## PROBLEM STATEMENT
Scan the material that follows. Copy every line containing the word "Nostr".
* begin *
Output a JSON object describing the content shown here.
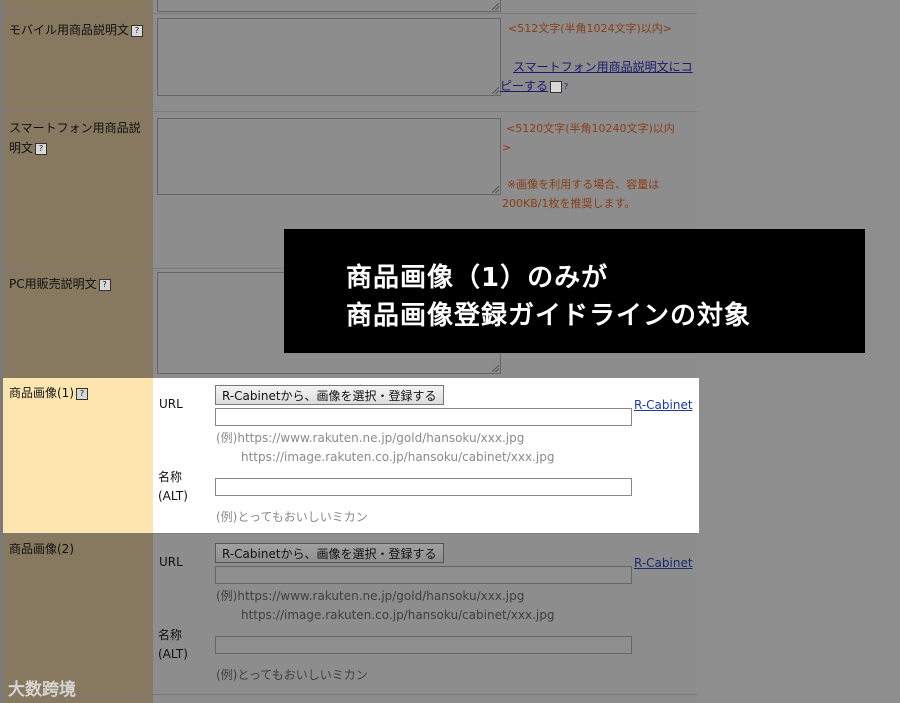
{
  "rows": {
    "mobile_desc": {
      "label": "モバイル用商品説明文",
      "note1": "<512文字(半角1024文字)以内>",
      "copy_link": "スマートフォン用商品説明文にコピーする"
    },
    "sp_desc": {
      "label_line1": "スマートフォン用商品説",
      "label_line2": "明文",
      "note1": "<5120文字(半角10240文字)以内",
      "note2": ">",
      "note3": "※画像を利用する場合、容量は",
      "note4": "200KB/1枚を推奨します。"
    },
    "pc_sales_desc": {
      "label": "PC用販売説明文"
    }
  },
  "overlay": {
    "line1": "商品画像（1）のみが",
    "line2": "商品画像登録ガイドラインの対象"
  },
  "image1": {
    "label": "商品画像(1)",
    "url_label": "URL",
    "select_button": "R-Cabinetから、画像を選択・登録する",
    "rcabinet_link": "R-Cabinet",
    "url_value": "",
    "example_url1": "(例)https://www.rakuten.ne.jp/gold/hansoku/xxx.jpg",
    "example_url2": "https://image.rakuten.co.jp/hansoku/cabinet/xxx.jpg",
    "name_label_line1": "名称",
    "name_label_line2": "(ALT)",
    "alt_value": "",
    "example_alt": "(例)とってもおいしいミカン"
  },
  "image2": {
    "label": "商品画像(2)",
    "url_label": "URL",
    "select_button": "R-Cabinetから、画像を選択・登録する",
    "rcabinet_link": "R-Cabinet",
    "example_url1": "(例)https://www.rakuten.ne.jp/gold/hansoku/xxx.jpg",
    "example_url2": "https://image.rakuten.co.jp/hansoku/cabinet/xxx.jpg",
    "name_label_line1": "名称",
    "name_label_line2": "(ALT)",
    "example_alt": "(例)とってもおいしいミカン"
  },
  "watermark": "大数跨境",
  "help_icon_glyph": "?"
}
* end *
* begin *
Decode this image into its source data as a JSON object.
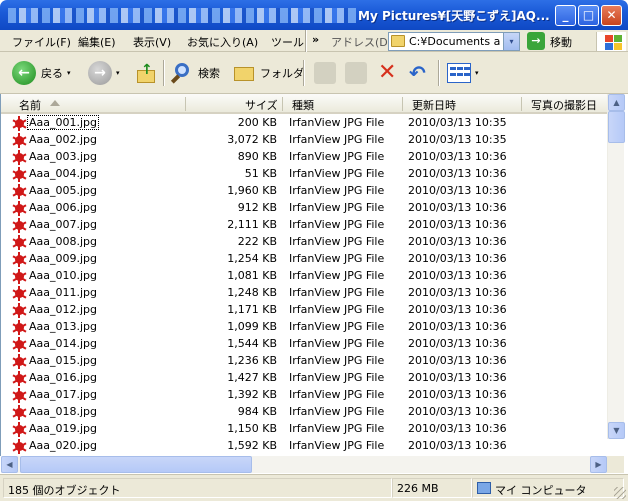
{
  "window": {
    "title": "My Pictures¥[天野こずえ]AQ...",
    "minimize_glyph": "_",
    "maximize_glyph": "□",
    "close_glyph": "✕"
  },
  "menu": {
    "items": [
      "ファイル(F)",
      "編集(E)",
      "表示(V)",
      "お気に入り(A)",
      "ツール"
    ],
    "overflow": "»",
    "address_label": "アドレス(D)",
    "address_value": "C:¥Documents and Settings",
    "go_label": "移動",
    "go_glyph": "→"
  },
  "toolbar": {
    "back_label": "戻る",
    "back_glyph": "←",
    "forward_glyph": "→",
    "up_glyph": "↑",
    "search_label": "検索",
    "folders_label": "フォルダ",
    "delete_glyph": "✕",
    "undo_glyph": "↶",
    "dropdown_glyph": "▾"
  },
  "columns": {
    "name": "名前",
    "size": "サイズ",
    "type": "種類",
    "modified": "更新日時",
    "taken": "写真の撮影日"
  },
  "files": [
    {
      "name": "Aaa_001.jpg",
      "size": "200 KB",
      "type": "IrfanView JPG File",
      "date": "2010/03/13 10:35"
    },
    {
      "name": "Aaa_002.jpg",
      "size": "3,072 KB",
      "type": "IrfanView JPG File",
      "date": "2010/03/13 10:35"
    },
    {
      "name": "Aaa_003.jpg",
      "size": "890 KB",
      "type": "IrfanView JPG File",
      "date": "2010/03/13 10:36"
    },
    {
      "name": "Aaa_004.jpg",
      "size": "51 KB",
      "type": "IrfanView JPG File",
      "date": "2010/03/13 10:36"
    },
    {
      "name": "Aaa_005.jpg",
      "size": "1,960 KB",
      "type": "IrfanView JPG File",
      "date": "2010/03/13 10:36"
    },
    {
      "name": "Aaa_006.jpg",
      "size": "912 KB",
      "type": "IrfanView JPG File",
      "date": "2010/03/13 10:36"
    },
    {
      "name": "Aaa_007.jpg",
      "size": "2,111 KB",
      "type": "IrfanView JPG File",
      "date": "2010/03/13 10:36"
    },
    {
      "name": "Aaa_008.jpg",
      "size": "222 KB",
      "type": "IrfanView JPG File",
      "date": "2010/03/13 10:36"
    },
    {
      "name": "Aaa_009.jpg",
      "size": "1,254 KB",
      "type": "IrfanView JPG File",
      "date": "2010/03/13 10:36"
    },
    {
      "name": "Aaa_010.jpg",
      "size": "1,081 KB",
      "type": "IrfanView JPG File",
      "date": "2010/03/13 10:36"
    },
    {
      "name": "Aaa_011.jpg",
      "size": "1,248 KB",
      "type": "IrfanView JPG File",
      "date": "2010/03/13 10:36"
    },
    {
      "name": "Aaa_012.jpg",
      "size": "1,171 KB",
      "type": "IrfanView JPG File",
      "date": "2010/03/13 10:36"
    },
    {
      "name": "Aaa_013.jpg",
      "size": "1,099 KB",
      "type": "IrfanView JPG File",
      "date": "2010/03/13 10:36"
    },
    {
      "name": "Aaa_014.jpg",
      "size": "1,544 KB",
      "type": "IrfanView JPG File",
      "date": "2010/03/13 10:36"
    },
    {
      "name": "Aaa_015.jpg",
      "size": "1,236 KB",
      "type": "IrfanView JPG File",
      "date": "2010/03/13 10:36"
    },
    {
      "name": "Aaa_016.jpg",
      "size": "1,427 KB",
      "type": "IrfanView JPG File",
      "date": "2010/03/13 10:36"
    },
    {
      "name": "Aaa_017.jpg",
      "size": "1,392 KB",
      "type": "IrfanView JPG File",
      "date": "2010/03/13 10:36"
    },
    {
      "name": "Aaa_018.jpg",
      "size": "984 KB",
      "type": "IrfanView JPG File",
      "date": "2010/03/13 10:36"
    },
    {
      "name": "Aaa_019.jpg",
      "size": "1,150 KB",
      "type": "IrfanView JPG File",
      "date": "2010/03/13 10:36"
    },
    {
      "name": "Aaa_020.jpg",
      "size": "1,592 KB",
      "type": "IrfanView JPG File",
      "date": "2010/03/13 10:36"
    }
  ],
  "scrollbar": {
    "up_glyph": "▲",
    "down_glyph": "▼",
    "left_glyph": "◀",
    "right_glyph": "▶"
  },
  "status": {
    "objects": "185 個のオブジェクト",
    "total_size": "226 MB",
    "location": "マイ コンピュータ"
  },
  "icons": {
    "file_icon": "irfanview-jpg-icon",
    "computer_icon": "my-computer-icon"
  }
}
* end *
* begin *
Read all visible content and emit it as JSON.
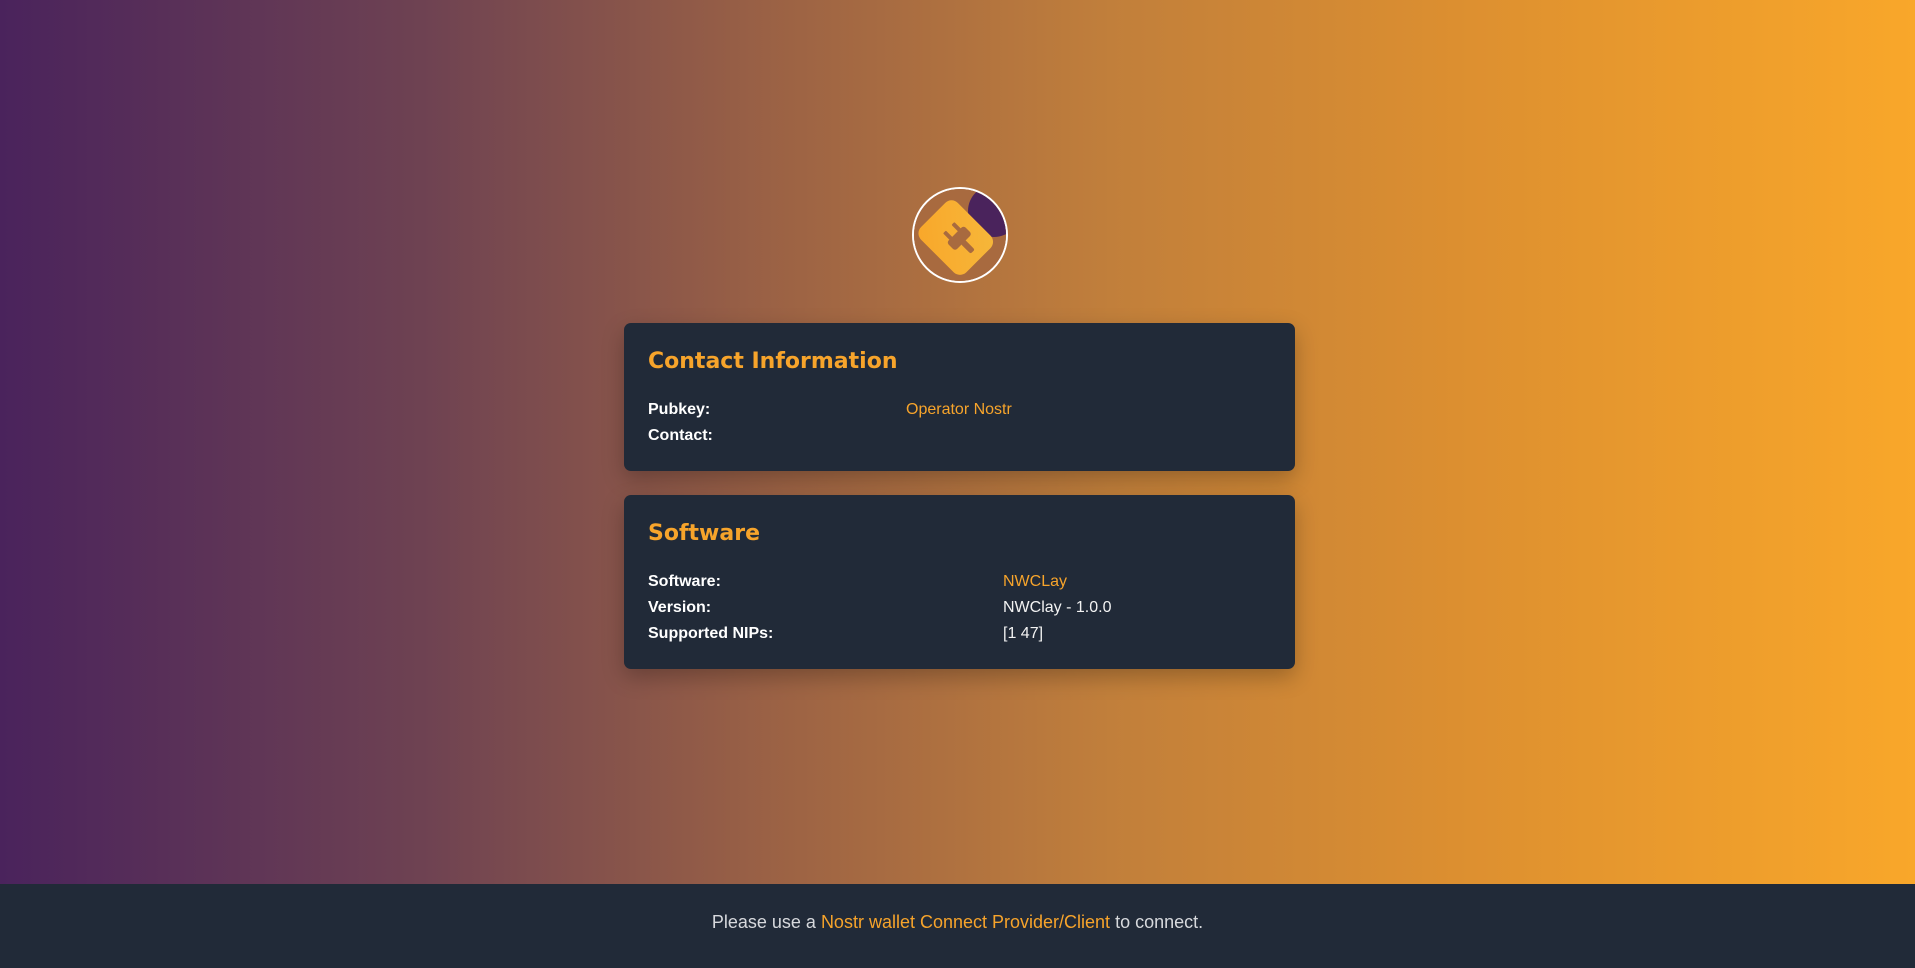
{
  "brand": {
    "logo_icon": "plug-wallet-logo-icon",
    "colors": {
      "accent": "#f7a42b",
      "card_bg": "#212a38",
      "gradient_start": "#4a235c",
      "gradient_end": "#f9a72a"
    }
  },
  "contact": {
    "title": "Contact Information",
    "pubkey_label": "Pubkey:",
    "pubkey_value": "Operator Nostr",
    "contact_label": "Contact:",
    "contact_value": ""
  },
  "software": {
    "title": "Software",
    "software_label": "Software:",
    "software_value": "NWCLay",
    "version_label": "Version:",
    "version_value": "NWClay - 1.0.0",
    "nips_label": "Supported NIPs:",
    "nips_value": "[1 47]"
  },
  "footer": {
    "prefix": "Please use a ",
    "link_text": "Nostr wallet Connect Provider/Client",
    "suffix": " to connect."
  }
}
* end *
## OUTPUT FOR THIS TASK
    "pubkey_value": "Operator Nostr",
    "link_text": "Nostr wallet Connect Provider/Client",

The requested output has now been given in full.